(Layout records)
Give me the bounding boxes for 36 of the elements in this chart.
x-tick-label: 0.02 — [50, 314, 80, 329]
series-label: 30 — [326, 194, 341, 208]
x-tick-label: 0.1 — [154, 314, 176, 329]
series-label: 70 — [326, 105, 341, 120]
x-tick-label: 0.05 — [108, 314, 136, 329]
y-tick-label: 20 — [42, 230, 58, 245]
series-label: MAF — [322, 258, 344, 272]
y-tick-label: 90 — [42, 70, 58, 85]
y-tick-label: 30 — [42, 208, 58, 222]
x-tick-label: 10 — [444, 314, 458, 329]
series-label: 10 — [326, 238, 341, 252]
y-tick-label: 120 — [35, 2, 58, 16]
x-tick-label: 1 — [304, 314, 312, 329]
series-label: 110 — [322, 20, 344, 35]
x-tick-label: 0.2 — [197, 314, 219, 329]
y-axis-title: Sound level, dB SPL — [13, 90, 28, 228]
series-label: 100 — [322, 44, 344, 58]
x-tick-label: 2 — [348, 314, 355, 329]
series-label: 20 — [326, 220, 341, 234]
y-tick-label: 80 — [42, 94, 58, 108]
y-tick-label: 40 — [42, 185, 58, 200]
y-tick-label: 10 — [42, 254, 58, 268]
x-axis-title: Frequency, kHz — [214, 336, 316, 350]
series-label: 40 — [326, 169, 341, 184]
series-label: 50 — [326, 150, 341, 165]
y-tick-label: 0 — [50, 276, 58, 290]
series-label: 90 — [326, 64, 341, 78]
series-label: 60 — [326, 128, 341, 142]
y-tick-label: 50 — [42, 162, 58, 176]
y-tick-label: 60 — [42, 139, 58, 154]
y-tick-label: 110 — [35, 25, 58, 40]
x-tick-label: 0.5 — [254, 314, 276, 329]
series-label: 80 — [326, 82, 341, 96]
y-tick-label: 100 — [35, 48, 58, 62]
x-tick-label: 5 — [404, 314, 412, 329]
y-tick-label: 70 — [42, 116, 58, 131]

- Aim -
Reproduce every line of the layout records above without any changes.

- Solution to this problem -
Give me the bounding boxes for 36 of the elements in this chart.
x-tick-label: 0.02 — [50, 314, 80, 329]
series-label: 30 — [326, 194, 341, 208]
x-tick-label: 0.1 — [154, 314, 176, 329]
series-label: 70 — [326, 105, 341, 120]
x-tick-label: 0.05 — [108, 314, 136, 329]
y-tick-label: 20 — [42, 230, 58, 245]
series-label: MAF — [322, 258, 344, 272]
y-tick-label: 90 — [42, 70, 58, 85]
y-tick-label: 30 — [42, 208, 58, 222]
x-tick-label: 10 — [444, 314, 458, 329]
series-label: 10 — [326, 238, 341, 252]
y-tick-label: 120 — [35, 2, 58, 16]
x-tick-label: 1 — [304, 314, 312, 329]
series-label: 110 — [322, 20, 344, 35]
x-tick-label: 0.2 — [197, 314, 219, 329]
y-axis-title: Sound level, dB SPL — [13, 90, 28, 228]
series-label: 100 — [322, 44, 344, 58]
x-tick-label: 2 — [348, 314, 355, 329]
series-label: 20 — [326, 220, 341, 234]
y-tick-label: 80 — [42, 94, 58, 108]
y-tick-label: 40 — [42, 185, 58, 200]
y-tick-label: 10 — [42, 254, 58, 268]
x-axis-title: Frequency, kHz — [214, 336, 316, 350]
series-label: 40 — [326, 169, 341, 184]
series-label: 50 — [326, 150, 341, 165]
y-tick-label: 0 — [50, 276, 58, 290]
series-label: 90 — [326, 64, 341, 78]
series-label: 60 — [326, 128, 341, 142]
y-tick-label: 50 — [42, 162, 58, 176]
y-tick-label: 60 — [42, 139, 58, 154]
y-tick-label: 110 — [35, 25, 58, 40]
x-tick-label: 0.5 — [254, 314, 276, 329]
series-label: 80 — [326, 82, 341, 96]
y-tick-label: 100 — [35, 48, 58, 62]
x-tick-label: 5 — [404, 314, 412, 329]
y-tick-label: 70 — [42, 116, 58, 131]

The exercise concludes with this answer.